* _PROBLEM DETAILS_
Look through the data below and work out how many lines contain the string "pulling". Give the number alone.

* _DATASET EXTRACT_
↓↓↓

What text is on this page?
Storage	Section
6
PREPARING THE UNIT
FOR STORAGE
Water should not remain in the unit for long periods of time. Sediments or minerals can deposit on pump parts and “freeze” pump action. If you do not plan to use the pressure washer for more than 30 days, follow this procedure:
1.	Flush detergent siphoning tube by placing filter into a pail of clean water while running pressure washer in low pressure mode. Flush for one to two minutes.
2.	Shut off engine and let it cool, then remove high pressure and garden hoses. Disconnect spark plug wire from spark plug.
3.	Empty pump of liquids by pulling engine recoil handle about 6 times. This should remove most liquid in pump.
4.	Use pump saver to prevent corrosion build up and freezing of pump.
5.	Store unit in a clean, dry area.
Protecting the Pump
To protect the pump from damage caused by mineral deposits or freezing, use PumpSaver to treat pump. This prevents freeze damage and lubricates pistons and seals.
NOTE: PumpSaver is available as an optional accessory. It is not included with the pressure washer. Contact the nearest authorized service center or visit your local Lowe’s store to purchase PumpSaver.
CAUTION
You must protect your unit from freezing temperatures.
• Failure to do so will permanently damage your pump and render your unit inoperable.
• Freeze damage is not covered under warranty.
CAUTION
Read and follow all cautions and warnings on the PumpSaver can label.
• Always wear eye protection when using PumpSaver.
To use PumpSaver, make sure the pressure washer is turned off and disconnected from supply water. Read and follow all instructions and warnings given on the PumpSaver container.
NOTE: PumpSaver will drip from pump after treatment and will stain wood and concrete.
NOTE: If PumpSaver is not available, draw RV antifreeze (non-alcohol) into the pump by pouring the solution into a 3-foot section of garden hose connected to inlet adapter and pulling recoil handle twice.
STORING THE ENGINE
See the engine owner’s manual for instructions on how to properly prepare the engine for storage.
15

↑↑↑
↓↓↓

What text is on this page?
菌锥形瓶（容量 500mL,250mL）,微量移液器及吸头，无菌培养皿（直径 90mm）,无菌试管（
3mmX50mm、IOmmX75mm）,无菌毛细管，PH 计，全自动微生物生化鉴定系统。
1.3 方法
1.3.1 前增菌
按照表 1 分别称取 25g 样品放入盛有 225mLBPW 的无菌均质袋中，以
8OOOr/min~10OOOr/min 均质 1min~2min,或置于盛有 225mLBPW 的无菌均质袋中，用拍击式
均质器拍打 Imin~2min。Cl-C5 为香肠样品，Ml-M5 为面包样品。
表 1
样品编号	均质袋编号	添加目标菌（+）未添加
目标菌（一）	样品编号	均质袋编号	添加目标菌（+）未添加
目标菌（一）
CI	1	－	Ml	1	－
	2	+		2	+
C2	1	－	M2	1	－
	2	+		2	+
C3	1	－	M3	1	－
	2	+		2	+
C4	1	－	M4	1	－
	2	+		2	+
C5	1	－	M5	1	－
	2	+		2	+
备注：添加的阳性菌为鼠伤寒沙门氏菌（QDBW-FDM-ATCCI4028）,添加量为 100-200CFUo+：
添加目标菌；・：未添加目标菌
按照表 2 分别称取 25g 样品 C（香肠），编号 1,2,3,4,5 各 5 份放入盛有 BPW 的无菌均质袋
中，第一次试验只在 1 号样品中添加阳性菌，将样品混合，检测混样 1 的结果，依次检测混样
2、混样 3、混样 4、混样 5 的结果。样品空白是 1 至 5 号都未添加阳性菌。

↑↑↑
↓↓↓

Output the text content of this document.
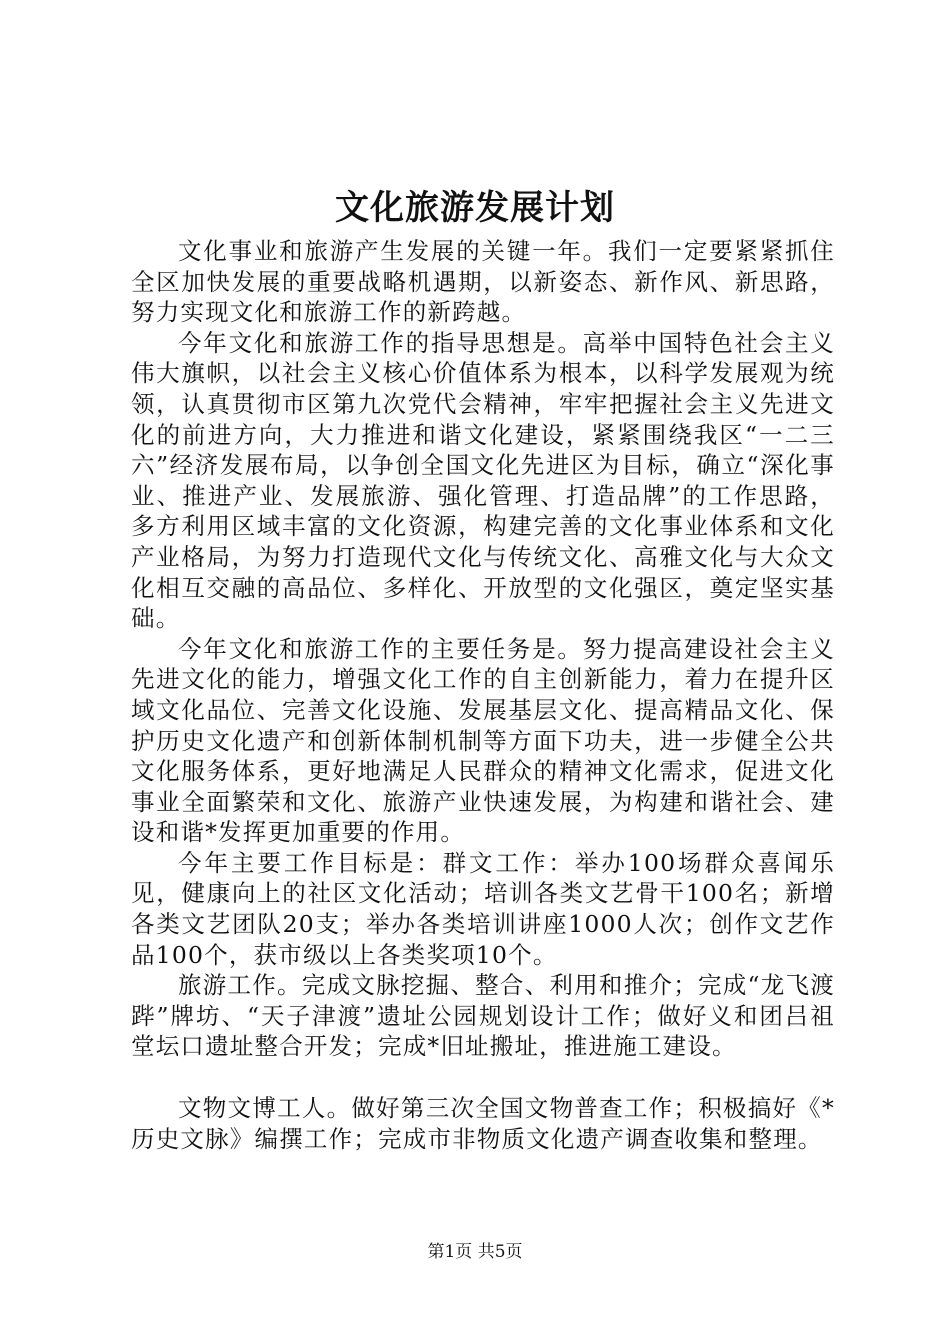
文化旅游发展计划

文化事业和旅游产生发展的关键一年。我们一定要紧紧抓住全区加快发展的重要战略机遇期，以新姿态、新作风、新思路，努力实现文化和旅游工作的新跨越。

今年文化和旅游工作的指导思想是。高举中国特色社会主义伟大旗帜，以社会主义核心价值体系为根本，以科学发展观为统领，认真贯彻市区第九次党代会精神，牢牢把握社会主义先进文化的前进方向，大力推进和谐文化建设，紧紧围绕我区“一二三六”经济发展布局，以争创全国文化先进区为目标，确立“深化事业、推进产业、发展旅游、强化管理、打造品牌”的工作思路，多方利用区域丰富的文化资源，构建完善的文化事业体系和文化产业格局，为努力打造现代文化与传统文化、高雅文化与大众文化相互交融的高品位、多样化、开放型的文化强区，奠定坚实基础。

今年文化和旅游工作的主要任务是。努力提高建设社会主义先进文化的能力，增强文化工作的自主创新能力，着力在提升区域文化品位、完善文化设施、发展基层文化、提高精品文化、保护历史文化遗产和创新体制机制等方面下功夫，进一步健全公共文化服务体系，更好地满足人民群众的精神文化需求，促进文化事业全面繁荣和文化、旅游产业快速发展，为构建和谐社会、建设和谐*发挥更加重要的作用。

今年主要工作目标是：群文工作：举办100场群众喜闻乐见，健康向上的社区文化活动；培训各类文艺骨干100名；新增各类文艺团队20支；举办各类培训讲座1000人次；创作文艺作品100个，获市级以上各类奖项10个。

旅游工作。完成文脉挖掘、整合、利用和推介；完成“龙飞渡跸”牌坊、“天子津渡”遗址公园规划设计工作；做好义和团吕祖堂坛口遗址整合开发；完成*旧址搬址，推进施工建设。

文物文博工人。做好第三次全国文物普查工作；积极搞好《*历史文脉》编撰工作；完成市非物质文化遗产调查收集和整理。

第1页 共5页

↑↑↑

* _THE REPLY_
2